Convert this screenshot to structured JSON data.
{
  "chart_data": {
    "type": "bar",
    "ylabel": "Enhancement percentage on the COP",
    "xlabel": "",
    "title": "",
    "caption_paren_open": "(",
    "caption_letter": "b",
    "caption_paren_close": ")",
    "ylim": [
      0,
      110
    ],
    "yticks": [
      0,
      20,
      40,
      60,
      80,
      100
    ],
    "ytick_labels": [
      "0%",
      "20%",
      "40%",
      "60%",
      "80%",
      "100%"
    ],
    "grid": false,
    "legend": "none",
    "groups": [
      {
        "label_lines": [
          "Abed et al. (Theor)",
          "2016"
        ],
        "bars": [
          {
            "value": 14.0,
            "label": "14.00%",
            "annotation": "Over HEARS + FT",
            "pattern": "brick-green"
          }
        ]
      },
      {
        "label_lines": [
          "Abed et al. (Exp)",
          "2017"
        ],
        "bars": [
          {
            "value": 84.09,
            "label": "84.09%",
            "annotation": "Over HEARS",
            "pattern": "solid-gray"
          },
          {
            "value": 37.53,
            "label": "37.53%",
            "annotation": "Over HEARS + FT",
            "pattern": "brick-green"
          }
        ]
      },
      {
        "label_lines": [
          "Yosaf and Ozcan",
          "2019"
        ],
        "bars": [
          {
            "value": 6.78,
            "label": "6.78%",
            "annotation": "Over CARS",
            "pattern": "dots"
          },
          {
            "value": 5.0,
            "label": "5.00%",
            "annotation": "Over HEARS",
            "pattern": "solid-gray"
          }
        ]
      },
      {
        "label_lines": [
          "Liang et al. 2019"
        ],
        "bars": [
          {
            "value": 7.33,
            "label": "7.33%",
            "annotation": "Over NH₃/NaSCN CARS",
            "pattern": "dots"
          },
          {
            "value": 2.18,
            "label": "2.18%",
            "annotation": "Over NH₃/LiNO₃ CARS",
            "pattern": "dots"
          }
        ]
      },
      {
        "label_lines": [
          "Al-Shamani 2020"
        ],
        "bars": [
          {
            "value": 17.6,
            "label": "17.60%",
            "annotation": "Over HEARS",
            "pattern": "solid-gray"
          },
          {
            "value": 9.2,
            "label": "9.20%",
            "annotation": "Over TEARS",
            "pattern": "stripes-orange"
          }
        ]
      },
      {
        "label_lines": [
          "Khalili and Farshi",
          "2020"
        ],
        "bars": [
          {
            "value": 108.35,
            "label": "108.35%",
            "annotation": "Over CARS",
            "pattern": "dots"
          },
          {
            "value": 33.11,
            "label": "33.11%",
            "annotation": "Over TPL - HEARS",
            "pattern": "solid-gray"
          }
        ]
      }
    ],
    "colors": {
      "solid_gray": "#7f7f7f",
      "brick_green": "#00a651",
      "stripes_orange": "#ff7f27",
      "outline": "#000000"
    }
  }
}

------------------------

EXERCISE DESCRIPTION> Every record should be given again exactly.

RESPONSE TO THE EXERCISE>
Convert this screenshot to structured JSON data.
{
  "chart_data": {
    "type": "bar",
    "ylabel": "Enhancement percentage on the COP",
    "xlabel": "",
    "title": "",
    "caption_paren_open": "(",
    "caption_letter": "b",
    "caption_paren_close": ")",
    "ylim": [
      0,
      110
    ],
    "yticks": [
      0,
      20,
      40,
      60,
      80,
      100
    ],
    "ytick_labels": [
      "0%",
      "20%",
      "40%",
      "60%",
      "80%",
      "100%"
    ],
    "grid": false,
    "legend": "none",
    "groups": [
      {
        "label_lines": [
          "Abed et al. (Theor)",
          "2016"
        ],
        "bars": [
          {
            "value": 14.0,
            "label": "14.00%",
            "annotation": "Over HEARS + FT",
            "pattern": "brick-green"
          }
        ]
      },
      {
        "label_lines": [
          "Abed et al. (Exp)",
          "2017"
        ],
        "bars": [
          {
            "value": 84.09,
            "label": "84.09%",
            "annotation": "Over HEARS",
            "pattern": "solid-gray"
          },
          {
            "value": 37.53,
            "label": "37.53%",
            "annotation": "Over HEARS + FT",
            "pattern": "brick-green"
          }
        ]
      },
      {
        "label_lines": [
          "Yosaf and Ozcan",
          "2019"
        ],
        "bars": [
          {
            "value": 6.78,
            "label": "6.78%",
            "annotation": "Over CARS",
            "pattern": "dots"
          },
          {
            "value": 5.0,
            "label": "5.00%",
            "annotation": "Over HEARS",
            "pattern": "solid-gray"
          }
        ]
      },
      {
        "label_lines": [
          "Liang et al. 2019"
        ],
        "bars": [
          {
            "value": 7.33,
            "label": "7.33%",
            "annotation": "Over NH₃/NaSCN CARS",
            "pattern": "dots"
          },
          {
            "value": 2.18,
            "label": "2.18%",
            "annotation": "Over NH₃/LiNO₃ CARS",
            "pattern": "dots"
          }
        ]
      },
      {
        "label_lines": [
          "Al-Shamani 2020"
        ],
        "bars": [
          {
            "value": 17.6,
            "label": "17.60%",
            "annotation": "Over HEARS",
            "pattern": "solid-gray"
          },
          {
            "value": 9.2,
            "label": "9.20%",
            "annotation": "Over TEARS",
            "pattern": "stripes-orange"
          }
        ]
      },
      {
        "label_lines": [
          "Khalili and Farshi",
          "2020"
        ],
        "bars": [
          {
            "value": 108.35,
            "label": "108.35%",
            "annotation": "Over CARS",
            "pattern": "dots"
          },
          {
            "value": 33.11,
            "label": "33.11%",
            "annotation": "Over TPL - HEARS",
            "pattern": "solid-gray"
          }
        ]
      }
    ],
    "colors": {
      "solid_gray": "#7f7f7f",
      "brick_green": "#00a651",
      "stripes_orange": "#ff7f27",
      "outline": "#000000"
    }
  }
}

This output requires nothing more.